Task instructions
1) In the passage on end-of-life care, list each change the text reports after the woman was placed on the morphine drip.
2) Reproduce word for word the stretch of the passage on end-of-life care from "She was barely" through "few days later.".

Passage to read
....
She was barely arousable and was so thin that a concentration camp survivor would have looked positively obese by comparison. I don't think I've ever had an adult patient whose width from shoulder to shoulder was so small. She never seemed to have a visitor. One morning I discovered her silently grimacing. Pain medication had been ordered as needed, but how does an obtunded patient signal her need? We quickly placed her on a morphine drip at a low dose. Her face relaxed, there was no more grimacing, and she died in apparent comfort a few days later.

One shouldn't have to die alone or in pain. Did her legal status affect the way Anne-Marie was assessed and cared for? I hope the answer is no. Life's end is hard enough already.

Saturday, January 10, 2009

The Perils of Arrogance

Not long ago our team received a referral from a local nursing home. Charles was in his late 70s and suffered from a variety of ailments, most prominently chronic kidney failure. He'd more or less stopped making urine a week before we were called. When we met Charles, he was semi-conscious and moaning. He appeared to have only a day or two to live. Every so often he would suddenly twitch, like a tic involving both arms and both legs.
....
[Records from a collection]
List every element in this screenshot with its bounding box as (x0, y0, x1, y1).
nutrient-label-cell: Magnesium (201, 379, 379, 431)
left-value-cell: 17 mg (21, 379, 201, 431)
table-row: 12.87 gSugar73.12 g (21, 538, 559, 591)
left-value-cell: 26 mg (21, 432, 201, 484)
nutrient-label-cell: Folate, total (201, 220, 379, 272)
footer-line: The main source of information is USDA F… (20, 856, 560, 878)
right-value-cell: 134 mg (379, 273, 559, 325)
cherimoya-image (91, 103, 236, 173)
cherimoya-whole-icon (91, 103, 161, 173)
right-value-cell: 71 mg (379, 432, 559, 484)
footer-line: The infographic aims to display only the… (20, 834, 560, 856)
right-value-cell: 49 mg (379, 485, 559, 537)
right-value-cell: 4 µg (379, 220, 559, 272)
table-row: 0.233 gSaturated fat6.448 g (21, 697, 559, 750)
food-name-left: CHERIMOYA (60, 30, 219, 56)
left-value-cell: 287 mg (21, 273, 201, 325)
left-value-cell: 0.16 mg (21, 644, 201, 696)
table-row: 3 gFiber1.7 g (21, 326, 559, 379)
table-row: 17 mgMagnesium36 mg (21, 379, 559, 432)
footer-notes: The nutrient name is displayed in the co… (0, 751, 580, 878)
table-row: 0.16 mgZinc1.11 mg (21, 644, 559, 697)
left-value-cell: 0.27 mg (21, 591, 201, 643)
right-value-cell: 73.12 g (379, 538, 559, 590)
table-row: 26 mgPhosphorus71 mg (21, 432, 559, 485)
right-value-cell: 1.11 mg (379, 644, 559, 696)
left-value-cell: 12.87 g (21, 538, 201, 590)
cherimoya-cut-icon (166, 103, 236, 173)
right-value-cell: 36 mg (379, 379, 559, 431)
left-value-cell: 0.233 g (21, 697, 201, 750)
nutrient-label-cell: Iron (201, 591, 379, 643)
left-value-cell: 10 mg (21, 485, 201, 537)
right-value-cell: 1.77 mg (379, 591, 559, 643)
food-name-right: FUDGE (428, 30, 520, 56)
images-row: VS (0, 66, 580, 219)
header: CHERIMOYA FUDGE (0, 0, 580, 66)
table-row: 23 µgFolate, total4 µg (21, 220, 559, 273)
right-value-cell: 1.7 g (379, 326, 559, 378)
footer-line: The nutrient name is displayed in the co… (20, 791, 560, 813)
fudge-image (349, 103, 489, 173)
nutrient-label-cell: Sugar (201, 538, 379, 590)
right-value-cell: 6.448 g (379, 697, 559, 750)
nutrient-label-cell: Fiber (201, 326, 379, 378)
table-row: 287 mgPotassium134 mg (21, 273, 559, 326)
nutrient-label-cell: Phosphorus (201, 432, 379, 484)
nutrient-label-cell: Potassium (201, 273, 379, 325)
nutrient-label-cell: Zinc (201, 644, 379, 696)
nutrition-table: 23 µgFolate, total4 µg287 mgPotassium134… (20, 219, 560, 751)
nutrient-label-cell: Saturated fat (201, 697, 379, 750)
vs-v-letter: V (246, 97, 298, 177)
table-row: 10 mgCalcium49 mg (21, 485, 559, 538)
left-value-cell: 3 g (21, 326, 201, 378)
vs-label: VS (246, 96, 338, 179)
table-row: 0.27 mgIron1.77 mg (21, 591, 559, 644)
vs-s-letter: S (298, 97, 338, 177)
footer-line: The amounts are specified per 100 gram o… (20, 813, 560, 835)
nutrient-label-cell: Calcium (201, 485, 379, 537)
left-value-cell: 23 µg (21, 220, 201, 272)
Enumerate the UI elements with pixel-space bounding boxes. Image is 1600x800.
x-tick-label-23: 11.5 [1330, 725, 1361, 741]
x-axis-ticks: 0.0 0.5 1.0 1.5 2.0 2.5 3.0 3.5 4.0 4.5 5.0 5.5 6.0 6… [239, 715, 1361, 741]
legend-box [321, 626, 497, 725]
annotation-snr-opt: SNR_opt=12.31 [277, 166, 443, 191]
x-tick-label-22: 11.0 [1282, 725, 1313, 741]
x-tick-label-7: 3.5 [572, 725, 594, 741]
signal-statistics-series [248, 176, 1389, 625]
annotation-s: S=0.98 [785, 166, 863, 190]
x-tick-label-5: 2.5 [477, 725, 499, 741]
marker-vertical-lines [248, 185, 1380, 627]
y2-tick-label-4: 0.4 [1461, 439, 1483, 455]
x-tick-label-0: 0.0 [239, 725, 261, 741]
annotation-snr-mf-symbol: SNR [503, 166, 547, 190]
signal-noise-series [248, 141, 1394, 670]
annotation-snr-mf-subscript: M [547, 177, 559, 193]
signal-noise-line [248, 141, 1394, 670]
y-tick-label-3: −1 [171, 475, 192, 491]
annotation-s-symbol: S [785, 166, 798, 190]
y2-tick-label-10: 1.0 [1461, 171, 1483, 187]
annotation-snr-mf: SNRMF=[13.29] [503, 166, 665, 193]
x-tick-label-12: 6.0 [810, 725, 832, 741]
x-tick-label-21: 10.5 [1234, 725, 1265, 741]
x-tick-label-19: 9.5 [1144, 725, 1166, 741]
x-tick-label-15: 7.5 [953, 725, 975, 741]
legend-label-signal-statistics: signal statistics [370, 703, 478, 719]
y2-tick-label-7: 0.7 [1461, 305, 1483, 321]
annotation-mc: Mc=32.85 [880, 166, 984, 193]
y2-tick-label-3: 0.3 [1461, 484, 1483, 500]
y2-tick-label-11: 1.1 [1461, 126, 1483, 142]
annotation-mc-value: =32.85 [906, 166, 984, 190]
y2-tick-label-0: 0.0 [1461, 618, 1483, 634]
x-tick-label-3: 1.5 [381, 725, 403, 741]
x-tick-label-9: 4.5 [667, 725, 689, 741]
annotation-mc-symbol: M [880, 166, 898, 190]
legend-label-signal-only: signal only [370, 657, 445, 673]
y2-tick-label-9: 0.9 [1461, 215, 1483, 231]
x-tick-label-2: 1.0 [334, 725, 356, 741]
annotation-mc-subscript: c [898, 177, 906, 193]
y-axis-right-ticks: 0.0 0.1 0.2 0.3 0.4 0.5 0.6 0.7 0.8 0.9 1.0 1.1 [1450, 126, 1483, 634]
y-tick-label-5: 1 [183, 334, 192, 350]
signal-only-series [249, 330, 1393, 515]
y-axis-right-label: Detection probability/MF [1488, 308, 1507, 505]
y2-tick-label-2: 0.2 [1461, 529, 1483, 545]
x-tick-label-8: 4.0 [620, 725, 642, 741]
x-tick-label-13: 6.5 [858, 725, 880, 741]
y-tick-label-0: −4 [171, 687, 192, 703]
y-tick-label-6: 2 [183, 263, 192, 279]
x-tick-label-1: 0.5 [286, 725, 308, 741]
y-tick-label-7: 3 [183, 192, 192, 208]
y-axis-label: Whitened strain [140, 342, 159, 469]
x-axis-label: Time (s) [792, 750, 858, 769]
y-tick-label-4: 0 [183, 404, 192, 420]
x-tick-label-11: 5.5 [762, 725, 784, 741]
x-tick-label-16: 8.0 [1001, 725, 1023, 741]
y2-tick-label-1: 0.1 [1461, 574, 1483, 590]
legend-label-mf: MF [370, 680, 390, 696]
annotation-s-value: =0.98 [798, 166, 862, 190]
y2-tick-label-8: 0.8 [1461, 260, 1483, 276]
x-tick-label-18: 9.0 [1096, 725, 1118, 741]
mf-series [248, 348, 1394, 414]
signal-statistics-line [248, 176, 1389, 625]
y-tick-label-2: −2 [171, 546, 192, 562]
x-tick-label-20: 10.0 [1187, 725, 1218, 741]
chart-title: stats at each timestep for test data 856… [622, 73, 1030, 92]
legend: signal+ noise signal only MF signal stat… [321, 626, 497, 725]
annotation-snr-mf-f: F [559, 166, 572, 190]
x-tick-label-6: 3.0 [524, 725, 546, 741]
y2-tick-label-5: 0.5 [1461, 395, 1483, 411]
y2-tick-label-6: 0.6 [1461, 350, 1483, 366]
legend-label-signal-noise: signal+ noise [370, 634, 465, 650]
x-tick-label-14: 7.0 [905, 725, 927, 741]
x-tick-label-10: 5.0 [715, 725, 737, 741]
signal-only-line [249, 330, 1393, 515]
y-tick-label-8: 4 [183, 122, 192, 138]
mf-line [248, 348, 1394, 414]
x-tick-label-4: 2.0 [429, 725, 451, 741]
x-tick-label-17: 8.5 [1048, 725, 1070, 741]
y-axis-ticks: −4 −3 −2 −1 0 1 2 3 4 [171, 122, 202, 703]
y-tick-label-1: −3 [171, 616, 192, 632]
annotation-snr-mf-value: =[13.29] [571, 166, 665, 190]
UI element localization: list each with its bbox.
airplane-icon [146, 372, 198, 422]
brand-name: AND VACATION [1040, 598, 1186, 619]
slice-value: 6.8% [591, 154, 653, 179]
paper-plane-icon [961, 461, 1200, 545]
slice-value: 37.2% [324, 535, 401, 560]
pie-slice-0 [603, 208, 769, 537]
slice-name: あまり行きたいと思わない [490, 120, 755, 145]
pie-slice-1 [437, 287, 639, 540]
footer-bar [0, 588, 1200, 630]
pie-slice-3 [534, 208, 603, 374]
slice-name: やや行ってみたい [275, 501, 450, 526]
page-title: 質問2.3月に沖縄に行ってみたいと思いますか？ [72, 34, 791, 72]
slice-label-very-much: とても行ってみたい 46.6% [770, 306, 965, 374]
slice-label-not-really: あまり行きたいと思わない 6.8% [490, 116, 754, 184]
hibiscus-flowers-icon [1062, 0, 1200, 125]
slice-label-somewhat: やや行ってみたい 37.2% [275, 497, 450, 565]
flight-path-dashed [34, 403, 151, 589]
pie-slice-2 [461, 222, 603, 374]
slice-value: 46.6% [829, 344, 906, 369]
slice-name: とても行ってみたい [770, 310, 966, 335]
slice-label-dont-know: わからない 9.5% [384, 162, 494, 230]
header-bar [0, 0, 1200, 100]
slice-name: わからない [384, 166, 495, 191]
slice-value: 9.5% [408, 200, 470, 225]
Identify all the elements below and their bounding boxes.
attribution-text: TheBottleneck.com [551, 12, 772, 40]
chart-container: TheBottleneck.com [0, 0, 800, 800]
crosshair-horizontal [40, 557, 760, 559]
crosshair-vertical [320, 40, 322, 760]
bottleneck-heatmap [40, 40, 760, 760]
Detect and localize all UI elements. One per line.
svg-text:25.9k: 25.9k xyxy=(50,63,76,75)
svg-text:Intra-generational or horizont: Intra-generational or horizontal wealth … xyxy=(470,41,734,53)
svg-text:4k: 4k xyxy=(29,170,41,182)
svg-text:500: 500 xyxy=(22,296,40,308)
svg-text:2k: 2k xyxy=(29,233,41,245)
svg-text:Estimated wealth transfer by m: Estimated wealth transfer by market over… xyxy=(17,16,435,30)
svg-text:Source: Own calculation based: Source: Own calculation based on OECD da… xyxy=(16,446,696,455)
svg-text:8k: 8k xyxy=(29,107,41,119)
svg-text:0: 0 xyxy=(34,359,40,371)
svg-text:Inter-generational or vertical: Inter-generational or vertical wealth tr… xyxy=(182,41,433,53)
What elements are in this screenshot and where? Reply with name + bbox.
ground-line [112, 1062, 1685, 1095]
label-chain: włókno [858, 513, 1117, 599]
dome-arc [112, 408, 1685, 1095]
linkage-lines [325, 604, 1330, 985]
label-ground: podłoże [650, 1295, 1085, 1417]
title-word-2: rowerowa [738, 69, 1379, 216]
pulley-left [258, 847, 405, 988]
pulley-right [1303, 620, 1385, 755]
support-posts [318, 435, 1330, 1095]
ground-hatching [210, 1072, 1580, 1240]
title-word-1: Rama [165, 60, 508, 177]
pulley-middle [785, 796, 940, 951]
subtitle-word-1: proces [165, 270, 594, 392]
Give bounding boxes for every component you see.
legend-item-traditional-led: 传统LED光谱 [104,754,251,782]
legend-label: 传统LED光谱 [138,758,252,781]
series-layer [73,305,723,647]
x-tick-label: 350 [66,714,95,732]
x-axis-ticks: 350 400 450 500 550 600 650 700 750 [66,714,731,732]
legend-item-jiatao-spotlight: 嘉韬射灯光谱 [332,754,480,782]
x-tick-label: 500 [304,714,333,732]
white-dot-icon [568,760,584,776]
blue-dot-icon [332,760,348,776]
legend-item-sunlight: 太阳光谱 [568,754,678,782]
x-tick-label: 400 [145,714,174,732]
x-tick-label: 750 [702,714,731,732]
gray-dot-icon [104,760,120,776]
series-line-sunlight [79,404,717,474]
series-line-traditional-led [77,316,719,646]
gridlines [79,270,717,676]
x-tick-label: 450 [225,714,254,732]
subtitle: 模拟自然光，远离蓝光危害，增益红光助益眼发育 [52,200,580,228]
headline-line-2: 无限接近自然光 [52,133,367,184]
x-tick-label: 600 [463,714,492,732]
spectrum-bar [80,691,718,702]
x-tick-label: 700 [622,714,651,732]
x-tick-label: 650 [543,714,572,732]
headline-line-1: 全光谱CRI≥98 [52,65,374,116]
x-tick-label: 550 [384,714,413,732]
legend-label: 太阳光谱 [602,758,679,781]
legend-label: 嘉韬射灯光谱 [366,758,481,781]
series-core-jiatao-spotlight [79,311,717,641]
....
Answers to the problems
1)
- Her face relaxed.
- There was no more grimacing.
- She died in apparent comfort a few days later.

2)
She was barely arousable and was so thin that a concentration camp survivor would have looked positively obese by comparison. I don't think I've ever had an adult patient whose width from shoulder to shoulder was so small. She never seemed to have a visitor. One morning I discovered her silently grimacing. Pain medication had been ordered as needed, but how does an obtunded patient signal her need? We quickly placed her on a morphine drip at a low dose. Her face relaxed, there was no more grimacing, and she died in apparent comfort a few days later.